[Records provided]
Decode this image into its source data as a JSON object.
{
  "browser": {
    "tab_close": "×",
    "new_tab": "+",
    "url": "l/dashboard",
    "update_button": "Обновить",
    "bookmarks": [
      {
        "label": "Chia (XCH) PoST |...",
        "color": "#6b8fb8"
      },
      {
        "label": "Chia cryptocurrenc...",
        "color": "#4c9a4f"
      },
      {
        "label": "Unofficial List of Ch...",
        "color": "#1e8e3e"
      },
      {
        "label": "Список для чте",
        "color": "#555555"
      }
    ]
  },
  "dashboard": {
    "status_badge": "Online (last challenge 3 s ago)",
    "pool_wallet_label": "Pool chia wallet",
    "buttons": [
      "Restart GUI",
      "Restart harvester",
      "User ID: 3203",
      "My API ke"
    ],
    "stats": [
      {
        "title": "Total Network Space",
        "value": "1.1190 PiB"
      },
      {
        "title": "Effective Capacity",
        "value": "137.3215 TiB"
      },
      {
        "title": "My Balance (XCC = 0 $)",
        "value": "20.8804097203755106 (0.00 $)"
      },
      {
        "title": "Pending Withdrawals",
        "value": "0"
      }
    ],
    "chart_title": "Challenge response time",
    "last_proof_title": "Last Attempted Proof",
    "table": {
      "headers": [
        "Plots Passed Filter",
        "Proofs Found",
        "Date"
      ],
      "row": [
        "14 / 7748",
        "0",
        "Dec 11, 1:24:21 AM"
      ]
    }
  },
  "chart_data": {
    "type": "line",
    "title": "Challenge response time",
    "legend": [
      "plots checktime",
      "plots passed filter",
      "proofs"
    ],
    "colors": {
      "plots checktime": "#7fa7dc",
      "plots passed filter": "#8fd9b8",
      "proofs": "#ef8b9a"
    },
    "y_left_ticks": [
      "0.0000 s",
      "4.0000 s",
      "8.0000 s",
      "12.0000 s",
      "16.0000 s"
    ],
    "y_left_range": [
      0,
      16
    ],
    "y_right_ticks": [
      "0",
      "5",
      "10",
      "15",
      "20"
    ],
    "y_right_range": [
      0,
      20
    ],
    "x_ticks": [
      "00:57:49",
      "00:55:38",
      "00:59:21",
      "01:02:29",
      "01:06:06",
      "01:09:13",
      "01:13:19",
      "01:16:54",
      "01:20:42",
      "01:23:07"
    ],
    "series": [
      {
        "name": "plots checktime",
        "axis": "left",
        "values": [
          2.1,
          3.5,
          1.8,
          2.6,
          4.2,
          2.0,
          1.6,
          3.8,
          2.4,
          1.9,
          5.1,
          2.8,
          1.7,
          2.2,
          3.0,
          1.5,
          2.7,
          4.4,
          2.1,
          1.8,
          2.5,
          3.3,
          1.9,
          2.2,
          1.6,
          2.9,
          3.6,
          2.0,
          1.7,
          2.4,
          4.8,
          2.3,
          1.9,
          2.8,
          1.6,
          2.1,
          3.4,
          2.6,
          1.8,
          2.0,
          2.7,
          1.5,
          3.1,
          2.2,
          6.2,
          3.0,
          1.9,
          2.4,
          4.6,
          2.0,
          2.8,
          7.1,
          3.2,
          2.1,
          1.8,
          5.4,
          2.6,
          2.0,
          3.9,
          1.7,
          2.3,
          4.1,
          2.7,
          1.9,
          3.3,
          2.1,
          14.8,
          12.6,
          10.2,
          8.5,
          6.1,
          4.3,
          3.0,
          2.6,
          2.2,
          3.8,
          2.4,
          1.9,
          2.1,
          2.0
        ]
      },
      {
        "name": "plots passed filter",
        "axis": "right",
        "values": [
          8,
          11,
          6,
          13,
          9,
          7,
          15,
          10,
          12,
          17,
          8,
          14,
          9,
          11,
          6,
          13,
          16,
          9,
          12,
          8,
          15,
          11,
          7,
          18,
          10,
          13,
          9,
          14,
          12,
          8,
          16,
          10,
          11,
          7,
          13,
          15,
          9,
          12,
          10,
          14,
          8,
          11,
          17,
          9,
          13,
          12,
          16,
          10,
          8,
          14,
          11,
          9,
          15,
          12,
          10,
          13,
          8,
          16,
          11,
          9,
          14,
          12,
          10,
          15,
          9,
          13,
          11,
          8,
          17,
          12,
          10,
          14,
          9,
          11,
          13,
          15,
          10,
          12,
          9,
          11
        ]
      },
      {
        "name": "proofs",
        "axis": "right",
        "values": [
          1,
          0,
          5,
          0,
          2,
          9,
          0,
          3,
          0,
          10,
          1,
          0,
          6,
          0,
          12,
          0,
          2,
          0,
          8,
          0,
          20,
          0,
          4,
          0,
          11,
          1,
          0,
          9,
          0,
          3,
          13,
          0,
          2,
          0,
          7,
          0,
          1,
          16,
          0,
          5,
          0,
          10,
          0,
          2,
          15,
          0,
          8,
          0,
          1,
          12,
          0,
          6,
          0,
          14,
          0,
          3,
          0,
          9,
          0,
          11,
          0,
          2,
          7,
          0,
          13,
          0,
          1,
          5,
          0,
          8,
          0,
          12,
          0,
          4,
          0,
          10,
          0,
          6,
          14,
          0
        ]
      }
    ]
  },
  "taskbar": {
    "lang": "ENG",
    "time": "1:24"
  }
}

[Exercise requirements] All of the data needs to be printed once more, exactly.

[Answer to the task]
Decode this image into its source data as a JSON object.
{
  "browser": {
    "tab_close": "×",
    "new_tab": "+",
    "url": "l/dashboard",
    "update_button": "Обновить",
    "bookmarks": [
      {
        "label": "Chia (XCH) PoST |...",
        "color": "#6b8fb8"
      },
      {
        "label": "Chia cryptocurrenc...",
        "color": "#4c9a4f"
      },
      {
        "label": "Unofficial List of Ch...",
        "color": "#1e8e3e"
      },
      {
        "label": "Список для чте",
        "color": "#555555"
      }
    ]
  },
  "dashboard": {
    "status_badge": "Online (last challenge 3 s ago)",
    "pool_wallet_label": "Pool chia wallet",
    "buttons": [
      "Restart GUI",
      "Restart harvester",
      "User ID: 3203",
      "My API ke"
    ],
    "stats": [
      {
        "title": "Total Network Space",
        "value": "1.1190 PiB"
      },
      {
        "title": "Effective Capacity",
        "value": "137.3215 TiB"
      },
      {
        "title": "My Balance (XCC = 0 $)",
        "value": "20.8804097203755106 (0.00 $)"
      },
      {
        "title": "Pending Withdrawals",
        "value": "0"
      }
    ],
    "chart_title": "Challenge response time",
    "last_proof_title": "Last Attempted Proof",
    "table": {
      "headers": [
        "Plots Passed Filter",
        "Proofs Found",
        "Date"
      ],
      "row": [
        "14 / 7748",
        "0",
        "Dec 11, 1:24:21 AM"
      ]
    }
  },
  "chart_data": {
    "type": "line",
    "title": "Challenge response time",
    "legend": [
      "plots checktime",
      "plots passed filter",
      "proofs"
    ],
    "colors": {
      "plots checktime": "#7fa7dc",
      "plots passed filter": "#8fd9b8",
      "proofs": "#ef8b9a"
    },
    "y_left_ticks": [
      "0.0000 s",
      "4.0000 s",
      "8.0000 s",
      "12.0000 s",
      "16.0000 s"
    ],
    "y_left_range": [
      0,
      16
    ],
    "y_right_ticks": [
      "0",
      "5",
      "10",
      "15",
      "20"
    ],
    "y_right_range": [
      0,
      20
    ],
    "x_ticks": [
      "00:57:49",
      "00:55:38",
      "00:59:21",
      "01:02:29",
      "01:06:06",
      "01:09:13",
      "01:13:19",
      "01:16:54",
      "01:20:42",
      "01:23:07"
    ],
    "series": [
      {
        "name": "plots checktime",
        "axis": "left",
        "values": [
          2.1,
          3.5,
          1.8,
          2.6,
          4.2,
          2.0,
          1.6,
          3.8,
          2.4,
          1.9,
          5.1,
          2.8,
          1.7,
          2.2,
          3.0,
          1.5,
          2.7,
          4.4,
          2.1,
          1.8,
          2.5,
          3.3,
          1.9,
          2.2,
          1.6,
          2.9,
          3.6,
          2.0,
          1.7,
          2.4,
          4.8,
          2.3,
          1.9,
          2.8,
          1.6,
          2.1,
          3.4,
          2.6,
          1.8,
          2.0,
          2.7,
          1.5,
          3.1,
          2.2,
          6.2,
          3.0,
          1.9,
          2.4,
          4.6,
          2.0,
          2.8,
          7.1,
          3.2,
          2.1,
          1.8,
          5.4,
          2.6,
          2.0,
          3.9,
          1.7,
          2.3,
          4.1,
          2.7,
          1.9,
          3.3,
          2.1,
          14.8,
          12.6,
          10.2,
          8.5,
          6.1,
          4.3,
          3.0,
          2.6,
          2.2,
          3.8,
          2.4,
          1.9,
          2.1,
          2.0
        ]
      },
      {
        "name": "plots passed filter",
        "axis": "right",
        "values": [
          8,
          11,
          6,
          13,
          9,
          7,
          15,
          10,
          12,
          17,
          8,
          14,
          9,
          11,
          6,
          13,
          16,
          9,
          12,
          8,
          15,
          11,
          7,
          18,
          10,
          13,
          9,
          14,
          12,
          8,
          16,
          10,
          11,
          7,
          13,
          15,
          9,
          12,
          10,
          14,
          8,
          11,
          17,
          9,
          13,
          12,
          16,
          10,
          8,
          14,
          11,
          9,
          15,
          12,
          10,
          13,
          8,
          16,
          11,
          9,
          14,
          12,
          10,
          15,
          9,
          13,
          11,
          8,
          17,
          12,
          10,
          14,
          9,
          11,
          13,
          15,
          10,
          12,
          9,
          11
        ]
      },
      {
        "name": "proofs",
        "axis": "right",
        "values": [
          1,
          0,
          5,
          0,
          2,
          9,
          0,
          3,
          0,
          10,
          1,
          0,
          6,
          0,
          12,
          0,
          2,
          0,
          8,
          0,
          20,
          0,
          4,
          0,
          11,
          1,
          0,
          9,
          0,
          3,
          13,
          0,
          2,
          0,
          7,
          0,
          1,
          16,
          0,
          5,
          0,
          10,
          0,
          2,
          15,
          0,
          8,
          0,
          1,
          12,
          0,
          6,
          0,
          14,
          0,
          3,
          0,
          9,
          0,
          11,
          0,
          2,
          7,
          0,
          13,
          0,
          1,
          5,
          0,
          8,
          0,
          12,
          0,
          4,
          0,
          10,
          0,
          6,
          14,
          0
        ]
      }
    ]
  },
  "taskbar": {
    "lang": "ENG",
    "time": "1:24"
  }
}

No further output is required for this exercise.